### What is asked
Reproduce the lines starting at the one containing "- system-navigation-bar: [0, 958, 1056, 1066]" and ending at the one containing "- tab-label: ミッション: [627, 220, 723, 242]", swapping "icon" for "symbol" and leaving everything else unchanged.

-- START Records for processing --

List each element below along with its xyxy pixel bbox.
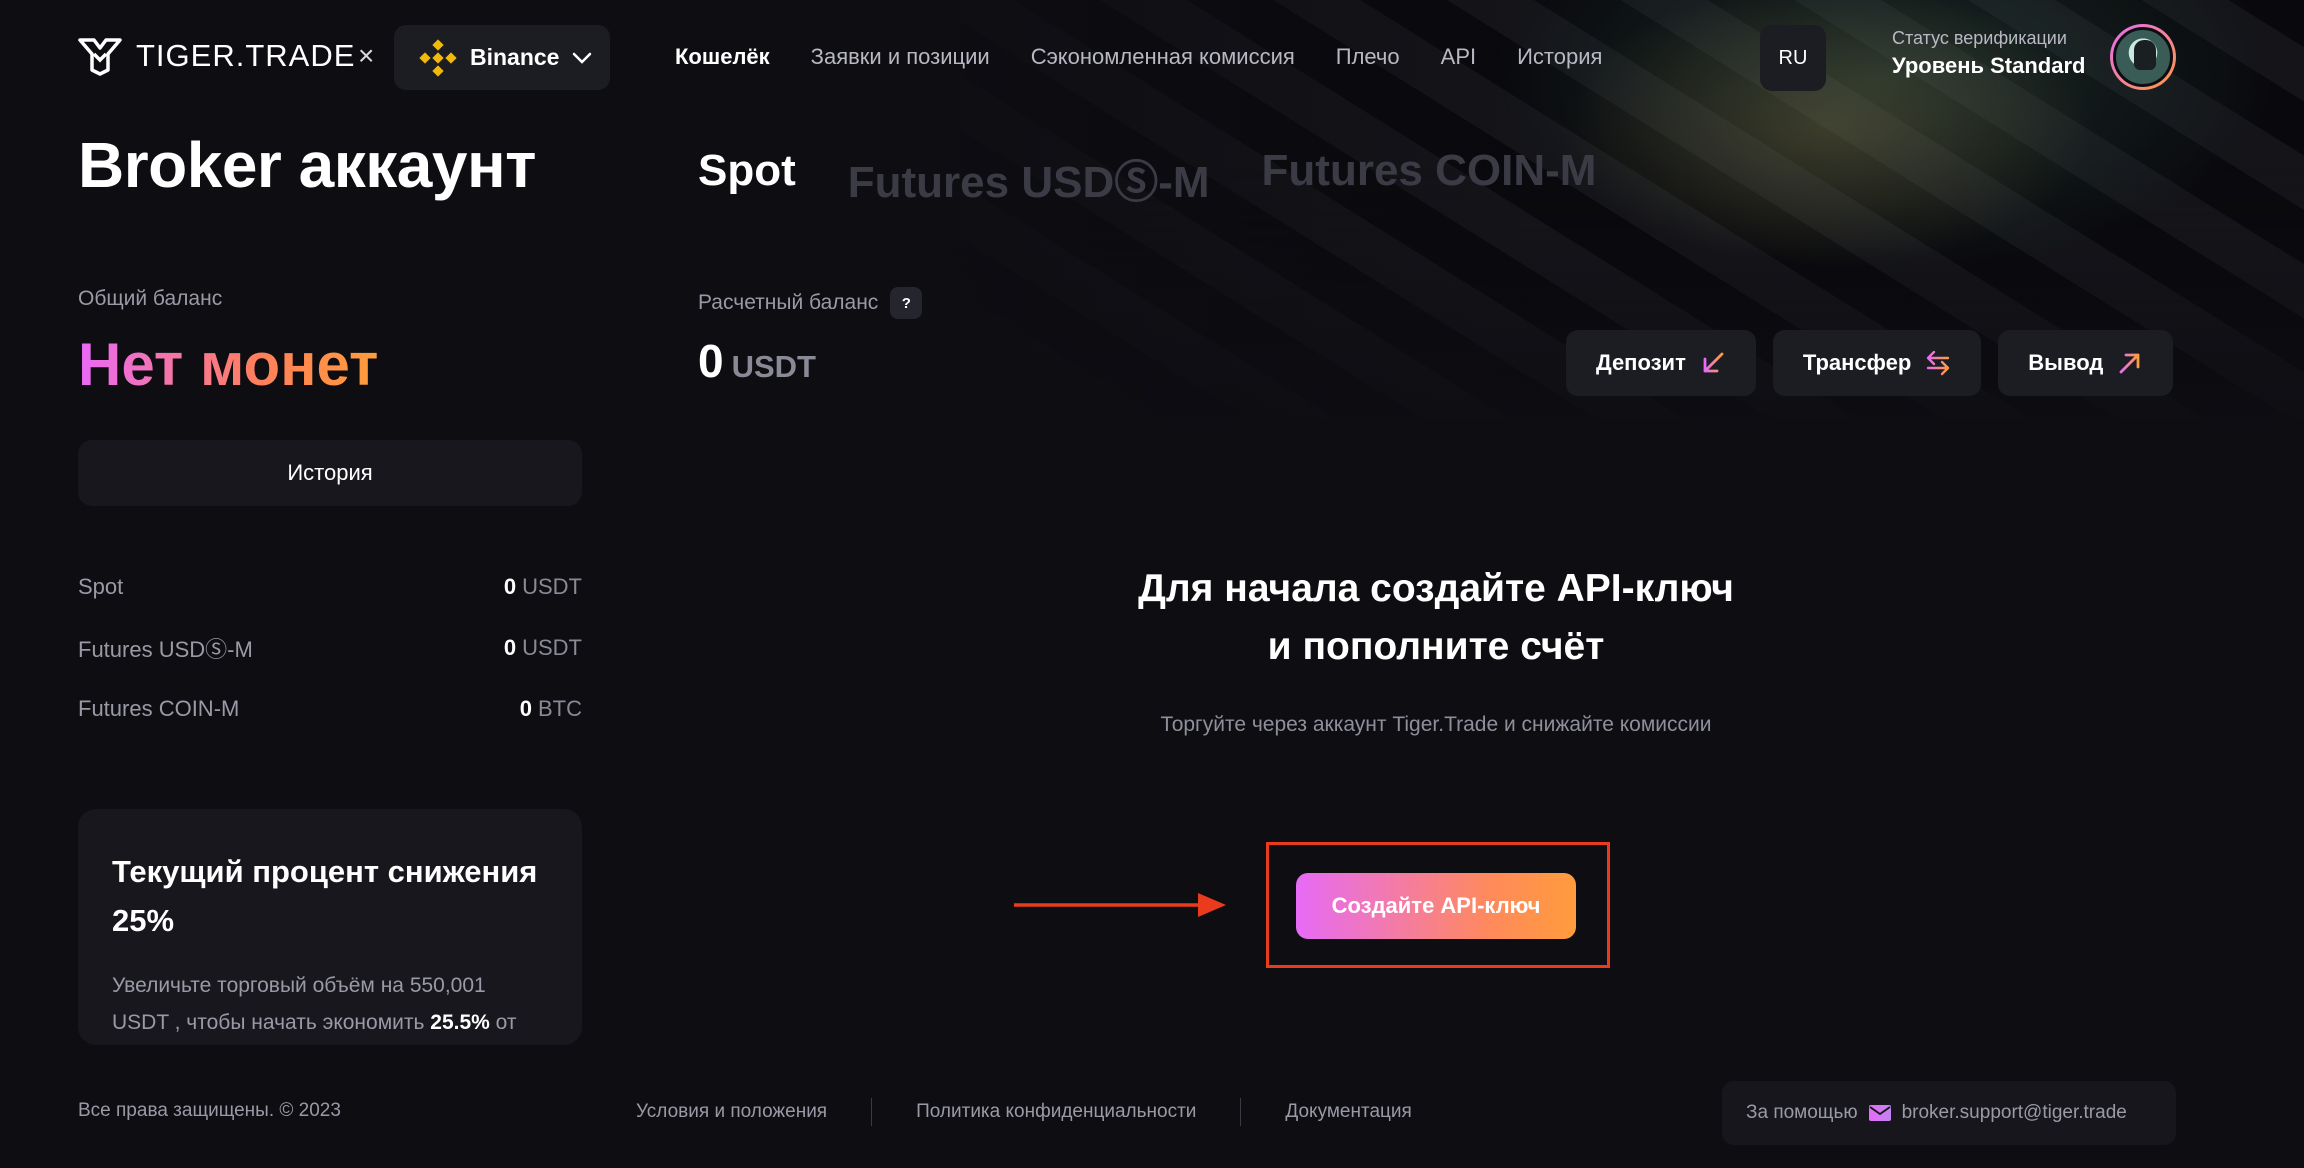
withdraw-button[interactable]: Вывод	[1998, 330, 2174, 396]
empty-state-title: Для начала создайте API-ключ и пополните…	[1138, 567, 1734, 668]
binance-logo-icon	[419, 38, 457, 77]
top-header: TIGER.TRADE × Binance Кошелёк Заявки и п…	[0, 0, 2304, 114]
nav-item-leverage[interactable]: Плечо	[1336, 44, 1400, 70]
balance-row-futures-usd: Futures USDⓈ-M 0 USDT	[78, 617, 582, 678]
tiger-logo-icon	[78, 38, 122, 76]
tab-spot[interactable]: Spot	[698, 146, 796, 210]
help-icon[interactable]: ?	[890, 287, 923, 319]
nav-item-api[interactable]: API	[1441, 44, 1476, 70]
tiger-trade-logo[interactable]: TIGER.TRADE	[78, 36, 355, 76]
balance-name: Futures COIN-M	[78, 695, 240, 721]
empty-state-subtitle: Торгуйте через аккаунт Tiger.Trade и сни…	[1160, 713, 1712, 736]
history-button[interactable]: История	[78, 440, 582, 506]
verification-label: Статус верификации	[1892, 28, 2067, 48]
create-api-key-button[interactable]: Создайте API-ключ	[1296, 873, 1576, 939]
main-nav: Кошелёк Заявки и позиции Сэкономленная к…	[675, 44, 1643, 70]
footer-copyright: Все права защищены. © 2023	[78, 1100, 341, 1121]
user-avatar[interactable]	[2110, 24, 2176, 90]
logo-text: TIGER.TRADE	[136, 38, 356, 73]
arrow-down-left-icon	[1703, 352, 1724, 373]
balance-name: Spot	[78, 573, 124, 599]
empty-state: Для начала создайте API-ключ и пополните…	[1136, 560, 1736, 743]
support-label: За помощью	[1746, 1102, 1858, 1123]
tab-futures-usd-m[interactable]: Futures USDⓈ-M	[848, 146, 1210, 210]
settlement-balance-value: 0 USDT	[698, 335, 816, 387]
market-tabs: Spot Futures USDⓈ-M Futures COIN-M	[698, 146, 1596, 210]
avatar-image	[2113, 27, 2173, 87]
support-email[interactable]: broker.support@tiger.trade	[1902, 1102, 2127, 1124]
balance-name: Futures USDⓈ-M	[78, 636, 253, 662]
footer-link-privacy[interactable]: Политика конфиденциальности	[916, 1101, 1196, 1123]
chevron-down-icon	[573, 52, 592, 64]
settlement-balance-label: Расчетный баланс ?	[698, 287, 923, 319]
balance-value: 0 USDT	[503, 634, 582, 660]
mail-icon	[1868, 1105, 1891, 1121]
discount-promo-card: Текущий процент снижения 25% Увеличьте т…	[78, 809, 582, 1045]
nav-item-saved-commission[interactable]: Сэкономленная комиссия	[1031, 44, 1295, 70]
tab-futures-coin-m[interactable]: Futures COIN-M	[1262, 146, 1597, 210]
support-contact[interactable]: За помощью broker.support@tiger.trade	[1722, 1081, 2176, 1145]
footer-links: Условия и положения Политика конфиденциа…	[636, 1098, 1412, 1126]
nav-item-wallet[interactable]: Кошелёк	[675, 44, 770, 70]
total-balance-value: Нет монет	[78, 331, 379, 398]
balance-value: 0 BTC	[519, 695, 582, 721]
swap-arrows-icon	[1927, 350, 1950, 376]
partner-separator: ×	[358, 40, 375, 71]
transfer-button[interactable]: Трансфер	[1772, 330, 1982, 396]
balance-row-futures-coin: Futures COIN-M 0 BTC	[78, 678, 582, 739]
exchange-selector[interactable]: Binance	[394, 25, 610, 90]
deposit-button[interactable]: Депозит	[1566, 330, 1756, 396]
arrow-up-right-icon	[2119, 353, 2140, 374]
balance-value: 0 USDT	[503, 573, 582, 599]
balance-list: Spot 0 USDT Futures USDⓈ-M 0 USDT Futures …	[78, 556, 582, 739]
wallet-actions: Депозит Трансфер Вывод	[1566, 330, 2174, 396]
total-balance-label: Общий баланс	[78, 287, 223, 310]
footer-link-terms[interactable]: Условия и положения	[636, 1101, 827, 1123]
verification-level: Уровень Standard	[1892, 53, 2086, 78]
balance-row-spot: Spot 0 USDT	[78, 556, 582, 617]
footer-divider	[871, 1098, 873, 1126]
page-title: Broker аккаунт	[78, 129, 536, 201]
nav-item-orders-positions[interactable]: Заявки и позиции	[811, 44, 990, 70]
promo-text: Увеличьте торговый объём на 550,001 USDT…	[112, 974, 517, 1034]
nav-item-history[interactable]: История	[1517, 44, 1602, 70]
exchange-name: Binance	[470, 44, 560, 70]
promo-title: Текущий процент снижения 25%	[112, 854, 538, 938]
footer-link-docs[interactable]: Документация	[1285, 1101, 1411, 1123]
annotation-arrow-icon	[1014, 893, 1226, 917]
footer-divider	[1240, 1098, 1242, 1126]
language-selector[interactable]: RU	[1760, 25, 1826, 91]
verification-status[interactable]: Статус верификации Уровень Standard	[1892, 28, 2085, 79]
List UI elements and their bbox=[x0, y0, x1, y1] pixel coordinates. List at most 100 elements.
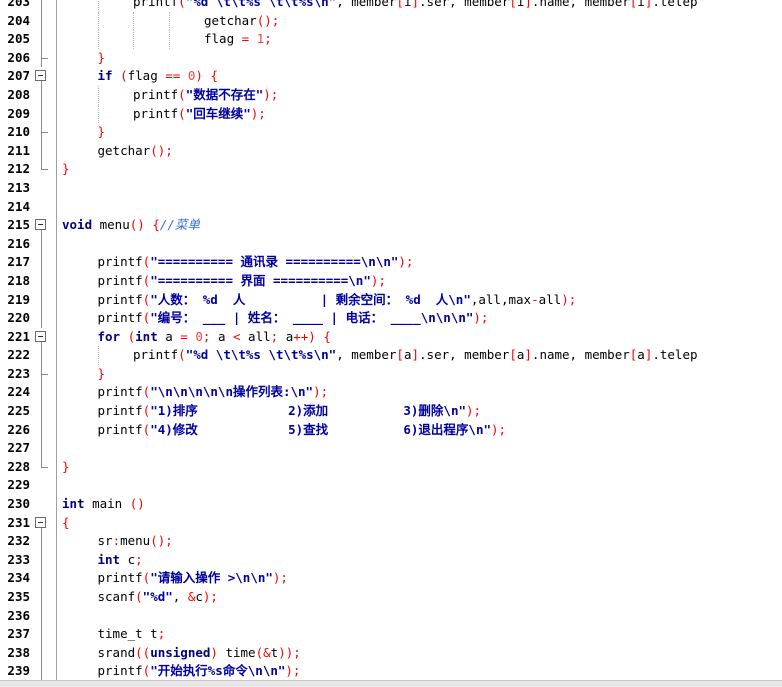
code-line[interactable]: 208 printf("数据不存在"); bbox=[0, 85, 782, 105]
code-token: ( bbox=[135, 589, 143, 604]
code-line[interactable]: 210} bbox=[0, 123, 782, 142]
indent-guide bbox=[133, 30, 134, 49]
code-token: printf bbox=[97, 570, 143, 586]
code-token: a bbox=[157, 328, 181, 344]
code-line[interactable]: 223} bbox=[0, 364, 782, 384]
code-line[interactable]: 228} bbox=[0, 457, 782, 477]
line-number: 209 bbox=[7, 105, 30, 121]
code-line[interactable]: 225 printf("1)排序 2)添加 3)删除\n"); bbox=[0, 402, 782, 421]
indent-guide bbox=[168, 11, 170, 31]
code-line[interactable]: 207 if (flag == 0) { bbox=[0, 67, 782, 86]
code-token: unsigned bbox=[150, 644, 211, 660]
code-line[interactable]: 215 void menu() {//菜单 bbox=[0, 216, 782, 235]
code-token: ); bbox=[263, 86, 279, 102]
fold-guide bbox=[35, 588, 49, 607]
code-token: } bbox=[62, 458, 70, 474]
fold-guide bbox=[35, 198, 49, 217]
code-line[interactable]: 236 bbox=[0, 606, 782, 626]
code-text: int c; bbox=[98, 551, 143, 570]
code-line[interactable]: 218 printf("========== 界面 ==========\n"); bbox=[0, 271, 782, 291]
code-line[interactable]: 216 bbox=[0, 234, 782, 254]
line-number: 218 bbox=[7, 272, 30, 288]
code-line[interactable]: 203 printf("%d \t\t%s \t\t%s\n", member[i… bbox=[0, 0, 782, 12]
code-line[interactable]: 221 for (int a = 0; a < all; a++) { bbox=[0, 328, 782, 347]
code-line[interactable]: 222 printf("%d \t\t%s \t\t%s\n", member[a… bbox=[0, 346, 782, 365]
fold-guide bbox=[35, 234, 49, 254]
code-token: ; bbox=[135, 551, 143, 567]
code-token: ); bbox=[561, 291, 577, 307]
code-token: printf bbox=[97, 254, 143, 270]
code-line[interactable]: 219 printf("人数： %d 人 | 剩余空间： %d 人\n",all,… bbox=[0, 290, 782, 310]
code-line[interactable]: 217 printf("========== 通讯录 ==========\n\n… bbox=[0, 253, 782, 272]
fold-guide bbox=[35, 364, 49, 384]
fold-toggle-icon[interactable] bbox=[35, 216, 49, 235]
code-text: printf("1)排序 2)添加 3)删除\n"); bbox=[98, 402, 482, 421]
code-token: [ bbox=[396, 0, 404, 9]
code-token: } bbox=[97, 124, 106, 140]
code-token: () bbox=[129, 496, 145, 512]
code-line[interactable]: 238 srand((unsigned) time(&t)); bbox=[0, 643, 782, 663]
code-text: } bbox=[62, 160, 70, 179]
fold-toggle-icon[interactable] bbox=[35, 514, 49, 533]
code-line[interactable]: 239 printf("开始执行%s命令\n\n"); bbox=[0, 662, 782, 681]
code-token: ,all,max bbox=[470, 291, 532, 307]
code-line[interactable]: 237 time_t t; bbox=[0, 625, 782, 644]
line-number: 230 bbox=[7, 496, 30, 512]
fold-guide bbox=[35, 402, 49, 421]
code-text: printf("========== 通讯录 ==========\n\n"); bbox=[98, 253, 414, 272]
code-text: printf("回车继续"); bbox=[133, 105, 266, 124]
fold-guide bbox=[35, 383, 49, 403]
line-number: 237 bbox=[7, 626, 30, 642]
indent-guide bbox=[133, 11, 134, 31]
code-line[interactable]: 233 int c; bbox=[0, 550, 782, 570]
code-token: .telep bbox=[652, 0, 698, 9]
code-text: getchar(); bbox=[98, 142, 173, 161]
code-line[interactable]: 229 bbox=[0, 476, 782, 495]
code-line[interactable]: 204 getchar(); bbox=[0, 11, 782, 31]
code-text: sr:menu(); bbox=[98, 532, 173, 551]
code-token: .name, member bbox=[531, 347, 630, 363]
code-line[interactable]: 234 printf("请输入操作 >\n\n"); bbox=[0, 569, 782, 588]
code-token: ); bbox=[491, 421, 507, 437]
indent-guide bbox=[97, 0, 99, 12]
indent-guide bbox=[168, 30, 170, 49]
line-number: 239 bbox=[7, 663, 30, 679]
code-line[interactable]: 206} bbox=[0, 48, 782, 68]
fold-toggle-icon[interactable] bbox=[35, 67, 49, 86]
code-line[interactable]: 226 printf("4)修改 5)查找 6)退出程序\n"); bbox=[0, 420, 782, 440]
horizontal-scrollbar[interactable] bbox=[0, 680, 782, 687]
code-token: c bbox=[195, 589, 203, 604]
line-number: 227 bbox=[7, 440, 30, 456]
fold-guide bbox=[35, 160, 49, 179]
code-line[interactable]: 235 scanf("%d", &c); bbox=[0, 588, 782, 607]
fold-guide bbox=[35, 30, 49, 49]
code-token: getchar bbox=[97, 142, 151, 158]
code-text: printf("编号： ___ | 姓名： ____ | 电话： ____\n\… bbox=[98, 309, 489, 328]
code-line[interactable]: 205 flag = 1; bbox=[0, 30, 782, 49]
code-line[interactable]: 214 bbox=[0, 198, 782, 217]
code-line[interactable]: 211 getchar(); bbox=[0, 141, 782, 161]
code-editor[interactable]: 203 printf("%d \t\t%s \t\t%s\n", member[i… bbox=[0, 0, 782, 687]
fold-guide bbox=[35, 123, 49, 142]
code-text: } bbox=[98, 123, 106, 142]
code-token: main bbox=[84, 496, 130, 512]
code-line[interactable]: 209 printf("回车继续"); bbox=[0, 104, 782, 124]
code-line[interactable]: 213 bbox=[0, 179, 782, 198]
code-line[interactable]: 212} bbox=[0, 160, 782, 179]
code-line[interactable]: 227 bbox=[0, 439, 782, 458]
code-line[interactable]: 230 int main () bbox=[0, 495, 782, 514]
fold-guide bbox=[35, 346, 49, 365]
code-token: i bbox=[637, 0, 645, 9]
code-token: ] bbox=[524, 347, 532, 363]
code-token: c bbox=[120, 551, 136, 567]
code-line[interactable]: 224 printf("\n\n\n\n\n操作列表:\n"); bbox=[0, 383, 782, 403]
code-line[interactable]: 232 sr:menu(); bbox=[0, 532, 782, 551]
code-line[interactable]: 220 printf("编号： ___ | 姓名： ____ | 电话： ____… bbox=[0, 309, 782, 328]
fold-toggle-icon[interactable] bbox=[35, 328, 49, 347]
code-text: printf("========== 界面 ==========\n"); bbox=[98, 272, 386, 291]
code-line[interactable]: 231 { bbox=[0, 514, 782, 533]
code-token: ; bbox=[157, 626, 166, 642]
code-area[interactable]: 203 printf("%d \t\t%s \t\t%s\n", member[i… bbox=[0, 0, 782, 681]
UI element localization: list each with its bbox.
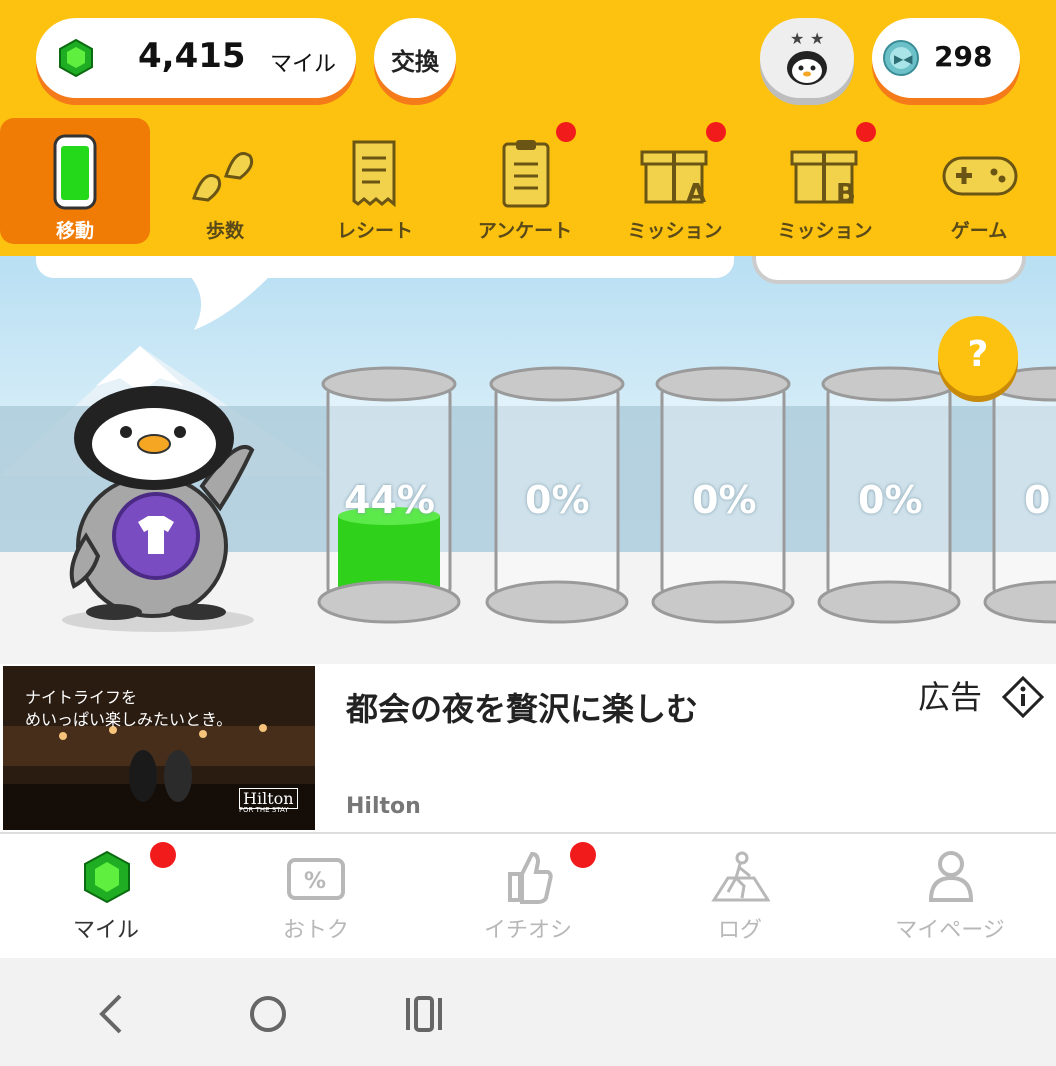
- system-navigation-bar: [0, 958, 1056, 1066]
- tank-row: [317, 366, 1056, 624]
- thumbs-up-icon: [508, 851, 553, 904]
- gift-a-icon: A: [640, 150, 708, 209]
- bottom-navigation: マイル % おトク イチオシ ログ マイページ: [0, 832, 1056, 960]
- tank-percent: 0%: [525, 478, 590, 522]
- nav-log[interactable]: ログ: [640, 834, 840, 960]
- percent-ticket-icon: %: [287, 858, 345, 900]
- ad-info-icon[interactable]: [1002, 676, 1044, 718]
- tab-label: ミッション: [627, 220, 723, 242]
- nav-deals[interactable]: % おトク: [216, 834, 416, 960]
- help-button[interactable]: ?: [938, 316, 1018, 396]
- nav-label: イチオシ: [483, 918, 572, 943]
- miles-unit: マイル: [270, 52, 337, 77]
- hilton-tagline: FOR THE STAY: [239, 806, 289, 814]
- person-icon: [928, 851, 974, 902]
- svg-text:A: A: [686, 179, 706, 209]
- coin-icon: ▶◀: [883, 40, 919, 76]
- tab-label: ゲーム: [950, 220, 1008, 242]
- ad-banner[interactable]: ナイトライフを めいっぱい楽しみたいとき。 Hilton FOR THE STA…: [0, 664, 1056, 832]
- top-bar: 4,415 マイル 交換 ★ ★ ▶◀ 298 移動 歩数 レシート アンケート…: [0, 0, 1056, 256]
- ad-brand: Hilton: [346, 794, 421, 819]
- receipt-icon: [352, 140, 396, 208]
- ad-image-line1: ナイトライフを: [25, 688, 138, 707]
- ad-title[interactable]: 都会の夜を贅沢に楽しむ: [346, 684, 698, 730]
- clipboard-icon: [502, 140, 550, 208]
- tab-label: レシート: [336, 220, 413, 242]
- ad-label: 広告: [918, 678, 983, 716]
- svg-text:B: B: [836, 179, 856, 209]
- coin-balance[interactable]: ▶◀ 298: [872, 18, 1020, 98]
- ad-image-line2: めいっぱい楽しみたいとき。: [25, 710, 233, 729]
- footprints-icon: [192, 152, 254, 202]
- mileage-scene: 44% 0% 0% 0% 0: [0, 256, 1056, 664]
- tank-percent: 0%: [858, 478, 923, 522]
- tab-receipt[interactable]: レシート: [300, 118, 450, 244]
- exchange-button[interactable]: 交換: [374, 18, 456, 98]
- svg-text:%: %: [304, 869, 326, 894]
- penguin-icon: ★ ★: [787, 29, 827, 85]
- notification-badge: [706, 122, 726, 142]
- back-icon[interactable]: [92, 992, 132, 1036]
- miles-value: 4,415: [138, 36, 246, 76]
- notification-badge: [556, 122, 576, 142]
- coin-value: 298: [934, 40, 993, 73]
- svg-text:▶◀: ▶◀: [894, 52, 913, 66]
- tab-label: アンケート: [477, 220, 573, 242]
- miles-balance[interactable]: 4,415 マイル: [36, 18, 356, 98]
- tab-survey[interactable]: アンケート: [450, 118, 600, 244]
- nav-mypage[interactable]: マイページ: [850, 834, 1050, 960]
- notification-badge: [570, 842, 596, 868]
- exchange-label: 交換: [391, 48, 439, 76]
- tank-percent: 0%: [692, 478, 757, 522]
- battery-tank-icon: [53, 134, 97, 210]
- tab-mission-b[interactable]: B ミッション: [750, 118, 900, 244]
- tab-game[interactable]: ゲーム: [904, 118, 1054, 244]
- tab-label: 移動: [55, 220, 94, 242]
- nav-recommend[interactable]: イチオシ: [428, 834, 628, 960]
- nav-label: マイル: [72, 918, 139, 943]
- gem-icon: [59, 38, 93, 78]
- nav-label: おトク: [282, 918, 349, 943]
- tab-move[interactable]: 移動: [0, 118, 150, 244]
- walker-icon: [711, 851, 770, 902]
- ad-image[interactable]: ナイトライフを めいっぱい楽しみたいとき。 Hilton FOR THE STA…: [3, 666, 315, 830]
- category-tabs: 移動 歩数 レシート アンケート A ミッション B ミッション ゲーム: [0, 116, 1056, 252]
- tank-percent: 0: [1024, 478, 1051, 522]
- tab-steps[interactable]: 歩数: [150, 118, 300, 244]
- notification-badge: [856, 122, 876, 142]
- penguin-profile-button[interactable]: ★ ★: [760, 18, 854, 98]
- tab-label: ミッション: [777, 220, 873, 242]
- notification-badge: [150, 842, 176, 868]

-- END Records for processing --

### Response
- system-navigation-bar: [0, 958, 1056, 1066]
- tank-row: [317, 366, 1056, 624]
- thumbs-up-symbol: [508, 851, 553, 904]
- gift-a-symbol: A: [640, 150, 708, 209]
- bottom-navigation: マイル % おトク イチオシ ログ マイページ: [0, 832, 1056, 960]
- tank-percent: 0%: [525, 478, 590, 522]
- nav-log[interactable]: ログ: [640, 834, 840, 960]
- percent-ticket-symbol: %: [287, 858, 345, 900]
- ad-info-symbol[interactable]: [1002, 676, 1044, 718]
- tab-label: ミッション: [627, 220, 723, 242]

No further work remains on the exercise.